(Required work) Please copy every line of the records below that holds the word "Administration".

_ _ _ _

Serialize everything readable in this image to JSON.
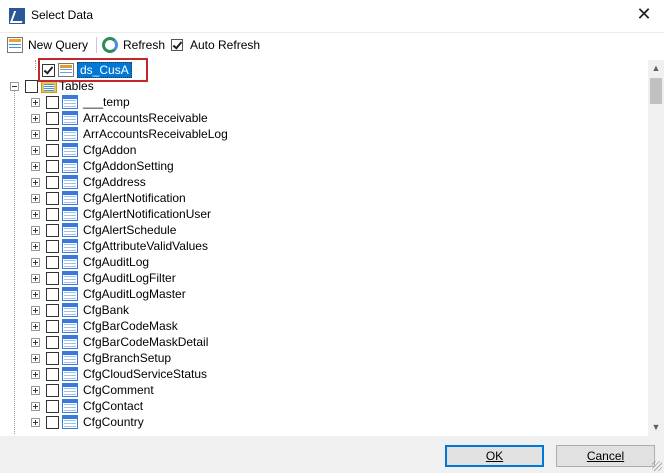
{
  "window": {
    "title": "Select Data"
  },
  "toolbar": {
    "new_query_label": "New Query",
    "refresh_label": "Refresh",
    "auto_refresh_label": "Auto Refresh",
    "auto_refresh_checked": true
  },
  "tree": {
    "datasource": {
      "label": "ds_CusA",
      "checked": true
    },
    "tables_folder": {
      "label": "Tables",
      "checked": false
    },
    "tables": [
      "___temp",
      "ArrAccountsReceivable",
      "ArrAccountsReceivableLog",
      "CfgAddon",
      "CfgAddonSetting",
      "CfgAddress",
      "CfgAlertNotification",
      "CfgAlertNotificationUser",
      "CfgAlertSchedule",
      "CfgAttributeValidValues",
      "CfgAuditLog",
      "CfgAuditLogFilter",
      "CfgAuditLogMaster",
      "CfgBank",
      "CfgBarCodeMask",
      "CfgBarCodeMaskDetail",
      "CfgBranchSetup",
      "CfgCloudServiceStatus",
      "CfgComment",
      "CfgContact",
      "CfgCountry"
    ]
  },
  "buttons": {
    "ok_label": "OK",
    "cancel_label": "Cancel"
  },
  "colors": {
    "selection": "#0078d7",
    "highlight_box": "#c0282d",
    "table_icon": "#3a7bd5"
  }
}
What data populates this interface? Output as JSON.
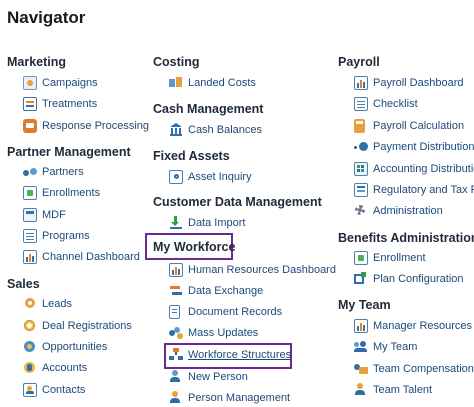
{
  "page": {
    "title": "Navigator"
  },
  "colors": {
    "link": "#1c4a78",
    "highlight": "#6a2a93",
    "heading": "#1f2a36"
  },
  "col1": {
    "marketing": {
      "title": "Marketing",
      "items": [
        {
          "label": "Campaigns",
          "icon": "campaigns-icon"
        },
        {
          "label": "Treatments",
          "icon": "treatments-icon"
        },
        {
          "label": "Response Processing",
          "icon": "response-processing-icon"
        }
      ]
    },
    "partner": {
      "title": "Partner Management",
      "items": [
        {
          "label": "Partners",
          "icon": "partners-icon"
        },
        {
          "label": "Enrollments",
          "icon": "enrollments-icon"
        },
        {
          "label": "MDF",
          "icon": "mdf-icon"
        },
        {
          "label": "Programs",
          "icon": "programs-icon"
        },
        {
          "label": "Channel Dashboard",
          "icon": "dashboard-icon"
        }
      ]
    },
    "sales": {
      "title": "Sales",
      "items": [
        {
          "label": "Leads",
          "icon": "leads-icon"
        },
        {
          "label": "Deal Registrations",
          "icon": "deal-registrations-icon"
        },
        {
          "label": "Opportunities",
          "icon": "opportunities-icon"
        },
        {
          "label": "Accounts",
          "icon": "accounts-icon"
        },
        {
          "label": "Contacts",
          "icon": "contacts-icon"
        }
      ]
    }
  },
  "col2": {
    "costing": {
      "title": "Costing",
      "items": [
        {
          "label": "Landed Costs",
          "icon": "landed-costs-icon"
        }
      ]
    },
    "cash": {
      "title": "Cash Management",
      "items": [
        {
          "label": "Cash Balances",
          "icon": "bank-icon"
        }
      ]
    },
    "fixed": {
      "title": "Fixed Assets",
      "items": [
        {
          "label": "Asset Inquiry",
          "icon": "asset-inquiry-icon"
        }
      ]
    },
    "cdm": {
      "title": "Customer Data Management",
      "items": [
        {
          "label": "Data Import",
          "icon": "download-icon"
        }
      ]
    },
    "workforce": {
      "title": "My Workforce",
      "items": [
        {
          "label": "Human Resources Dashboard",
          "icon": "dashboard-icon"
        },
        {
          "label": "Data Exchange",
          "icon": "data-exchange-icon"
        },
        {
          "label": "Document Records",
          "icon": "document-icon"
        },
        {
          "label": "Mass Updates",
          "icon": "mass-updates-icon"
        },
        {
          "label": "Workforce Structures",
          "icon": "workforce-structures-icon"
        },
        {
          "label": "New Person",
          "icon": "new-person-icon"
        },
        {
          "label": "Person Management",
          "icon": "person-management-icon"
        }
      ]
    }
  },
  "col3": {
    "payroll": {
      "title": "Payroll",
      "items": [
        {
          "label": "Payroll Dashboard",
          "icon": "dashboard-icon"
        },
        {
          "label": "Checklist",
          "icon": "checklist-icon"
        },
        {
          "label": "Payroll Calculation",
          "icon": "calculator-icon"
        },
        {
          "label": "Payment Distribution",
          "icon": "payment-distribution-icon"
        },
        {
          "label": "Accounting Distribution",
          "icon": "accounting-icon"
        },
        {
          "label": "Regulatory and Tax Re",
          "icon": "regulatory-icon"
        },
        {
          "label": "Administration",
          "icon": "gear-icon"
        }
      ]
    },
    "benefits": {
      "title": "Benefits Administration",
      "items": [
        {
          "label": "Enrollment",
          "icon": "enrollment-icon"
        },
        {
          "label": "Plan Configuration",
          "icon": "plan-configuration-icon"
        }
      ]
    },
    "team": {
      "title": "My Team",
      "items": [
        {
          "label": "Manager Resources D",
          "icon": "dashboard-icon"
        },
        {
          "label": "My Team",
          "icon": "team-icon"
        },
        {
          "label": "Team Compensation",
          "icon": "compensation-icon"
        },
        {
          "label": "Team Talent",
          "icon": "talent-icon"
        }
      ]
    }
  }
}
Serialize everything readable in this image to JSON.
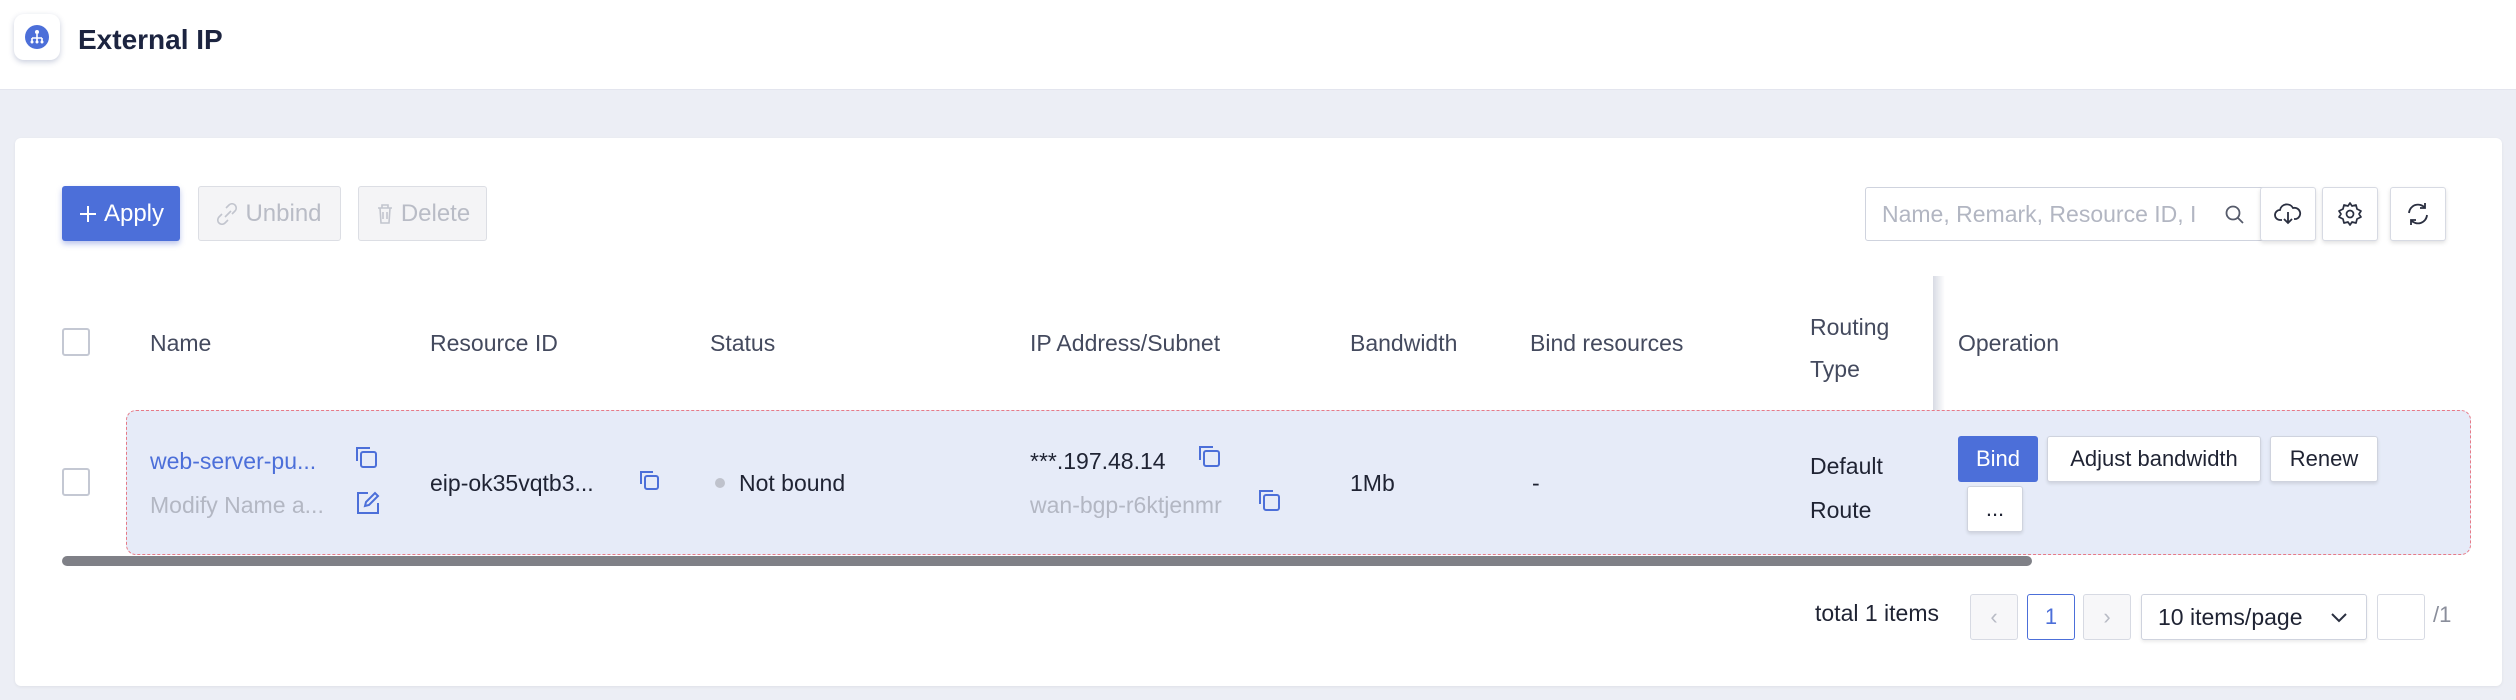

_ _ _ _

(Solution)
          "label": "Administration",
      "title": "Benefits Administration",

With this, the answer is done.